§ **SHORT PROBLEM**: Give the material again in full, matching it exactly.

§ **RECORDS PROVIDED**:

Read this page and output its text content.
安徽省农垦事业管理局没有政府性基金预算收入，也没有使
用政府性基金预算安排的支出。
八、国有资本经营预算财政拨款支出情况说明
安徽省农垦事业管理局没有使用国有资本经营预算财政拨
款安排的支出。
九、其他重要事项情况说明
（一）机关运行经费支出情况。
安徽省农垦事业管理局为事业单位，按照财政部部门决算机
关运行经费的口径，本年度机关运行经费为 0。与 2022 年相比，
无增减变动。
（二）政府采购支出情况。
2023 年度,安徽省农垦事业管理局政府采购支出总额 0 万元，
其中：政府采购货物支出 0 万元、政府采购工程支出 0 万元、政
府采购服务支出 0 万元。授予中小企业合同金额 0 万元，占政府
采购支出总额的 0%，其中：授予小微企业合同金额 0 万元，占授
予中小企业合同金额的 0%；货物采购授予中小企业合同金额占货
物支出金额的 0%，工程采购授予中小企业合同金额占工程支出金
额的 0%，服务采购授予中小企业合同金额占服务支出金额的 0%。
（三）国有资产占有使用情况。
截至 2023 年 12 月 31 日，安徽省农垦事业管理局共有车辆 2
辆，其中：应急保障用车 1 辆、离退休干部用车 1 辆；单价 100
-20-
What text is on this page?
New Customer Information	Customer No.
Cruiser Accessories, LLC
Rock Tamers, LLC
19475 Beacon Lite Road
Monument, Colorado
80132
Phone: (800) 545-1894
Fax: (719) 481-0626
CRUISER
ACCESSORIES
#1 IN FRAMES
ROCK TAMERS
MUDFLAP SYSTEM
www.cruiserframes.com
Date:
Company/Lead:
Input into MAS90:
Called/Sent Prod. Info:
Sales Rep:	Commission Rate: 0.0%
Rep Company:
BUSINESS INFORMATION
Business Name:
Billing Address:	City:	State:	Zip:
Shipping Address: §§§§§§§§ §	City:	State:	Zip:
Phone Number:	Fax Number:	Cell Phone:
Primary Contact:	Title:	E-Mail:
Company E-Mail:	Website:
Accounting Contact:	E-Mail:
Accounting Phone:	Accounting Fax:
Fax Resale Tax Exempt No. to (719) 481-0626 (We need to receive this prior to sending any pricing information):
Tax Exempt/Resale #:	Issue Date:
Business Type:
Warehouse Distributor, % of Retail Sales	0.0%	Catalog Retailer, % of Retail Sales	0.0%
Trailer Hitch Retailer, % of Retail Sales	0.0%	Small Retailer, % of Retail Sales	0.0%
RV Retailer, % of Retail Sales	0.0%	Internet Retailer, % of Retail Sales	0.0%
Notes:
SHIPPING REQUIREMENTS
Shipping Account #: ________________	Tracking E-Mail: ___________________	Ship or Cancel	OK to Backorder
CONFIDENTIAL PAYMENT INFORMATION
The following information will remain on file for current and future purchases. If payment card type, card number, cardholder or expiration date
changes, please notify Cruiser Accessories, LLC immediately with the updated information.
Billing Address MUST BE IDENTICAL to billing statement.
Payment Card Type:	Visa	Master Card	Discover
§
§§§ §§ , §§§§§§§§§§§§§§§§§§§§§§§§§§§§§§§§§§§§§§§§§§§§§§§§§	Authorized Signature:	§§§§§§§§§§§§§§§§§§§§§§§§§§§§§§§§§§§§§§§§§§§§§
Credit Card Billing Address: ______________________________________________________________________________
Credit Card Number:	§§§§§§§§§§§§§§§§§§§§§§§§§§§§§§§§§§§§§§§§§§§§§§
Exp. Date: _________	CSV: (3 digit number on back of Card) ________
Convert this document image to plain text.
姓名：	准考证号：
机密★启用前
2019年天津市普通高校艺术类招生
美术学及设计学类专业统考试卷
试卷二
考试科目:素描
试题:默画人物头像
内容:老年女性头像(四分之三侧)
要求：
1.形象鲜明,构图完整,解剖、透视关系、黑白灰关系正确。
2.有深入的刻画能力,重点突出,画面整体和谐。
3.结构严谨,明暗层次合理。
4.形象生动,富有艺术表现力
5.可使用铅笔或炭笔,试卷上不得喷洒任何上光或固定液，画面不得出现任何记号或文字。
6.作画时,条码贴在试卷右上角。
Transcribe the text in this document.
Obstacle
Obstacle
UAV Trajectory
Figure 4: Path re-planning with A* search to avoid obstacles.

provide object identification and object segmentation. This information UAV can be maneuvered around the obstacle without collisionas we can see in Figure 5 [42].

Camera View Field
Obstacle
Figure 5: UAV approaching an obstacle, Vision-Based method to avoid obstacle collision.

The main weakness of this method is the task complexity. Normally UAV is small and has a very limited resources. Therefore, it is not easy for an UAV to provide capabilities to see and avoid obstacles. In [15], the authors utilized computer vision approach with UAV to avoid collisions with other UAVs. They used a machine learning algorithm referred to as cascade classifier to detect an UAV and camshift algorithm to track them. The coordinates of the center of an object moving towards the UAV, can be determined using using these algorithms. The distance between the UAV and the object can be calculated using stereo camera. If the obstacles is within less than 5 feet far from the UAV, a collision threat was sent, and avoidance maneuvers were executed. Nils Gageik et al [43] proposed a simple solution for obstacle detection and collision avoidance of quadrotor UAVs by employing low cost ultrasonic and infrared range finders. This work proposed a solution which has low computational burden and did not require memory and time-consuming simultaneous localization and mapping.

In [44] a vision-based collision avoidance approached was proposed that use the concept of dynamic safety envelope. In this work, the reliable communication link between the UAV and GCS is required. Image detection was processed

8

§ **CORRECT ANSWER**:
Read this page and output its text content.
安徽省农垦事业管理局没有政府性基金预算收入，也没有使
用政府性基金预算安排的支出。
八、国有资本经营预算财政拨款支出情况说明
安徽省农垦事业管理局没有使用国有资本经营预算财政拨
款安排的支出。
九、其他重要事项情况说明
（一）机关运行经费支出情况。
安徽省农垦事业管理局为事业单位，按照财政部部门决算机
关运行经费的口径，本年度机关运行经费为 0。与 2022 年相比，
无增减变动。
（二）政府采购支出情况。
2023 年度,安徽省农垦事业管理局政府采购支出总额 0 万元，
其中：政府采购货物支出 0 万元、政府采购工程支出 0 万元、政
府采购服务支出 0 万元。授予中小企业合同金额 0 万元，占政府
采购支出总额的 0%，其中：授予小微企业合同金额 0 万元，占授
予中小企业合同金额的 0%；货物采购授予中小企业合同金额占货
物支出金额的 0%，工程采购授予中小企业合同金额占工程支出金
额的 0%，服务采购授予中小企业合同金额占服务支出金额的 0%。
（三）国有资产占有使用情况。
截至 2023 年 12 月 31 日，安徽省农垦事业管理局共有车辆 2
辆，其中：应急保障用车 1 辆、离退休干部用车 1 辆；单价 100
-20-
What text is on this page?
New Customer Information	Customer No.
Cruiser Accessories, LLC
Rock Tamers, LLC
19475 Beacon Lite Road
Monument, Colorado
80132
Phone: (800) 545-1894
Fax: (719) 481-0626
CRUISER
ACCESSORIES
#1 IN FRAMES
ROCK TAMERS
MUDFLAP SYSTEM
www.cruiserframes.com
Date:
Company/Lead:
Input into MAS90:
Called/Sent Prod. Info:
Sales Rep:	Commission Rate: 0.0%
Rep Company:
BUSINESS INFORMATION
Business Name:
Billing Address:	City:	State:	Zip:
Shipping Address: §§§§§§§§ §	City:	State:	Zip:
Phone Number:	Fax Number:	Cell Phone:
Primary Contact:	Title:	E-Mail:
Company E-Mail:	Website:
Accounting Contact:	E-Mail:
Accounting Phone:	Accounting Fax:
Fax Resale Tax Exempt No. to (719) 481-0626 (We need to receive this prior to sending any pricing information):
Tax Exempt/Resale #:	Issue Date:
Business Type:
Warehouse Distributor, % of Retail Sales	0.0%	Catalog Retailer, % of Retail Sales	0.0%
Trailer Hitch Retailer, % of Retail Sales	0.0%	Small Retailer, % of Retail Sales	0.0%
RV Retailer, % of Retail Sales	0.0%	Internet Retailer, % of Retail Sales	0.0%
Notes:
SHIPPING REQUIREMENTS
Shipping Account #: ________________	Tracking E-Mail: ___________________	Ship or Cancel	OK to Backorder
CONFIDENTIAL PAYMENT INFORMATION
The following information will remain on file for current and future purchases. If payment card type, card number, cardholder or expiration date
changes, please notify Cruiser Accessories, LLC immediately with the updated information.
Billing Address MUST BE IDENTICAL to billing statement.
Payment Card Type:	Visa	Master Card	Discover
§
§§§ §§ , §§§§§§§§§§§§§§§§§§§§§§§§§§§§§§§§§§§§§§§§§§§§§§§§§	Authorized Signature:	§§§§§§§§§§§§§§§§§§§§§§§§§§§§§§§§§§§§§§§§§§§§§
Credit Card Billing Address: ______________________________________________________________________________
Credit Card Number:	§§§§§§§§§§§§§§§§§§§§§§§§§§§§§§§§§§§§§§§§§§§§§§
Exp. Date: _________	CSV: (3 digit number on back of Card) ________
Convert this document image to plain text.
姓名：	准考证号：
机密★启用前
2019年天津市普通高校艺术类招生
美术学及设计学类专业统考试卷
试卷二
考试科目:素描
试题:默画人物头像
内容:老年女性头像(四分之三侧)
要求：
1.形象鲜明,构图完整,解剖、透视关系、黑白灰关系正确。
2.有深入的刻画能力,重点突出,画面整体和谐。
3.结构严谨,明暗层次合理。
4.形象生动,富有艺术表现力
5.可使用铅笔或炭笔,试卷上不得喷洒任何上光或固定液，画面不得出现任何记号或文字。
6.作画时,条码贴在试卷右上角。
Transcribe the text in this document.
Obstacle
Obstacle
UAV Trajectory
Figure 4: Path re-planning with A* search to avoid obstacles.

provide object identification and object segmentation. This information UAV can be maneuvered around the obstacle without collisionas we can see in Figure 5 [42].

Camera View Field
Obstacle
Figure 5: UAV approaching an obstacle, Vision-Based method to avoid obstacle collision.

The main weakness of this method is the task complexity. Normally UAV is small and has a very limited resources. Therefore, it is not easy for an UAV to provide capabilities to see and avoid obstacles. In [15], the authors utilized computer vision approach with UAV to avoid collisions with other UAVs. They used a machine learning algorithm referred to as cascade classifier to detect an UAV and camshift algorithm to track them. The coordinates of the center of an object moving towards the UAV, can be determined using using these algorithms. The distance between the UAV and the object can be calculated using stereo camera. If the obstacles is within less than 5 feet far from the UAV, a collision threat was sent, and avoidance maneuvers were executed. Nils Gageik et al [43] proposed a simple solution for obstacle detection and collision avoidance of quadrotor UAVs by employing low cost ultrasonic and infrared range finders. This work proposed a solution which has low computational burden and did not require memory and time-consuming simultaneous localization and mapping.

In [44] a vision-based collision avoidance approached was proposed that use the concept of dynamic safety envelope. In this work, the reliable communication link between the UAV and GCS is required. Image detection was processed

8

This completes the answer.